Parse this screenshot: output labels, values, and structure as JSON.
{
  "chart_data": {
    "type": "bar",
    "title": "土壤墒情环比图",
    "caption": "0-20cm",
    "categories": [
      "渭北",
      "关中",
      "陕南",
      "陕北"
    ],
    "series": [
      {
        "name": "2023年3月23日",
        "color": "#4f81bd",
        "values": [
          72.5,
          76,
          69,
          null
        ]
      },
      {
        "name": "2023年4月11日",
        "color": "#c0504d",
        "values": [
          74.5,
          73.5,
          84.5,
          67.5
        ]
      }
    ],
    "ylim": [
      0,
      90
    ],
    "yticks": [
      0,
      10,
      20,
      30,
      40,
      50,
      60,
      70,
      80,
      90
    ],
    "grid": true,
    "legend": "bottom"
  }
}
####
Every record should be repeated exactly; please leave none out.

Parse this screenshot: output labels, values, and structure as JSON.
{
  "chart_data": {
    "type": "bar",
    "title": "土壤墒情环比图",
    "caption": "0-20cm",
    "categories": [
      "渭北",
      "关中",
      "陕南",
      "陕北"
    ],
    "series": [
      {
        "name": "2023年3月23日",
        "color": "#4f81bd",
        "values": [
          72.5,
          76,
          69,
          null
        ]
      },
      {
        "name": "2023年4月11日",
        "color": "#c0504d",
        "values": [
          74.5,
          73.5,
          84.5,
          67.5
        ]
      }
    ],
    "ylim": [
      0,
      90
    ],
    "yticks": [
      0,
      10,
      20,
      30,
      40,
      50,
      60,
      70,
      80,
      90
    ],
    "grid": true,
    "legend": "bottom"
  }
}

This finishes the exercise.